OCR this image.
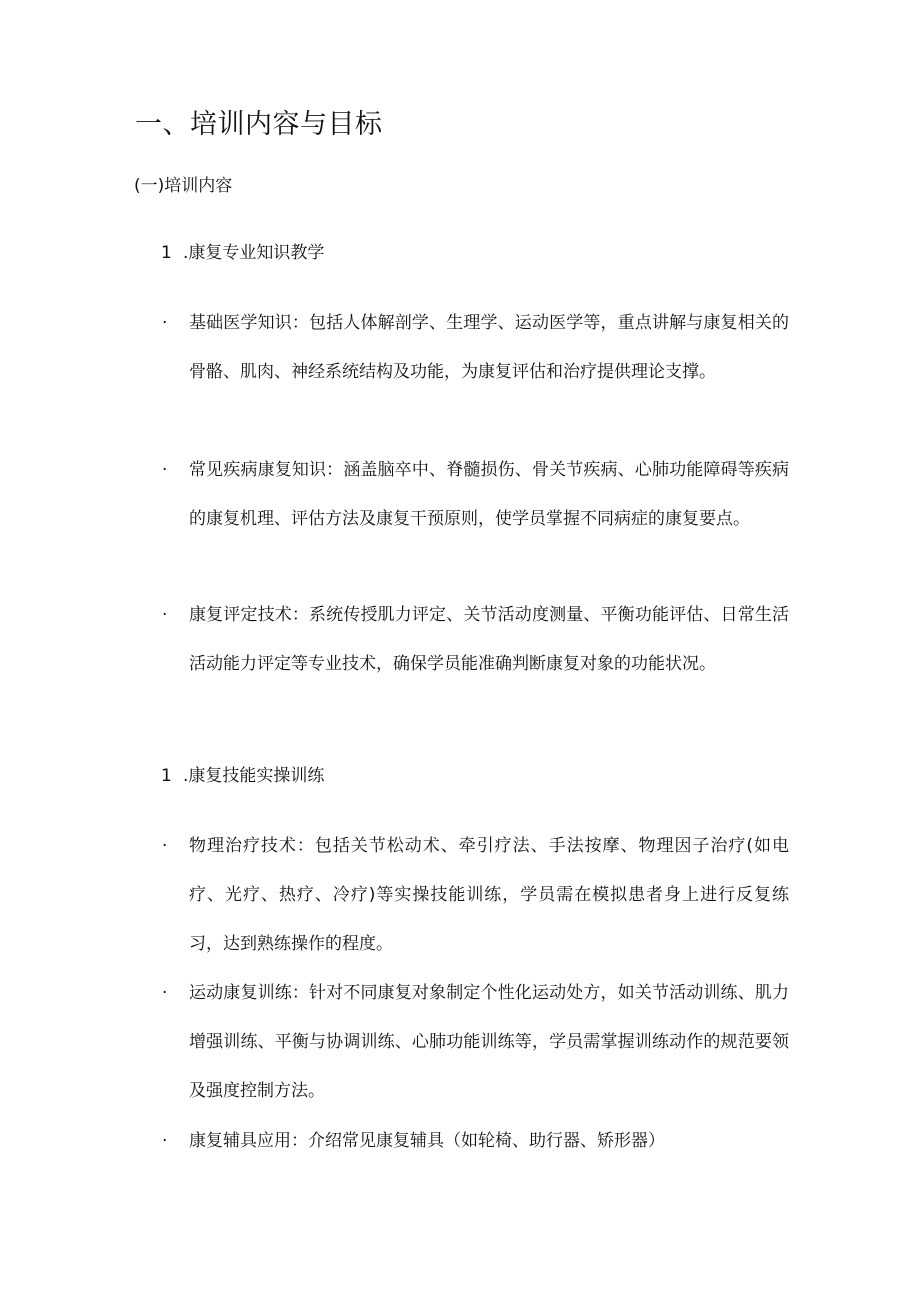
一、培训内容与目标
(一)培训内容
1 .康复专业知识教学
· 基础医学知识：包括人体解剖学、生理学、运动医学等，重点讲解与康复相关的骨骼、肌肉、神经系统结构及功能，为康复评估和治疗提供理论支撑。
· 常见疾病康复知识：涵盖脑卒中、脊髓损伤、骨关节疾病、心肺功能障碍等疾病的康复机理、评估方法及康复干预原则，使学员掌握不同病症的康复要点。
· 康复评定技术：系统传授肌力评定、关节活动度测量、平衡功能评估、日常生活活动能力评定等专业技术，确保学员能准确判断康复对象的功能状况。
1 .康复技能实操训练
· 物理治疗技术：包括关节松动术、牵引疗法、手法按摩、物理因子治疗(如电疗、光疗、热疗、冷疗)等实操技能训练，学员需在模拟患者身上进行反复练习，达到熟练操作的程度。
· 运动康复训练：针对不同康复对象制定个性化运动处方，如关节活动训练、肌力增强训练、平衡与协调训练、心肺功能训练等，学员需掌握训练动作的规范要领及强度控制方法。
· 康复辅具应用：介绍常见康复辅具（如轮椅、助行器、矫形器）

————————

Task brief → Quote all the records verbatim, dropping any pictures from your copy.

Final result →
OCR this image.
一、培训内容与目标
(一)培训内容
1 .康复专业知识教学
· 基础医学知识：包括人体解剖学、生理学、运动医学等，重点讲解与康复相关的骨骼、肌肉、神经系统结构及功能，为康复评估和治疗提供理论支撑。
· 常见疾病康复知识：涵盖脑卒中、脊髓损伤、骨关节疾病、心肺功能障碍等疾病的康复机理、评估方法及康复干预原则，使学员掌握不同病症的康复要点。
· 康复评定技术：系统传授肌力评定、关节活动度测量、平衡功能评估、日常生活活动能力评定等专业技术，确保学员能准确判断康复对象的功能状况。
1 .康复技能实操训练
· 物理治疗技术：包括关节松动术、牵引疗法、手法按摩、物理因子治疗(如电疗、光疗、热疗、冷疗)等实操技能训练，学员需在模拟患者身上进行反复练习，达到熟练操作的程度。
· 运动康复训练：针对不同康复对象制定个性化运动处方，如关节活动训练、肌力增强训练、平衡与协调训练、心肺功能训练等，学员需掌握训练动作的规范要领及强度控制方法。
· 康复辅具应用：介绍常见康复辅具（如轮椅、助行器、矫形器）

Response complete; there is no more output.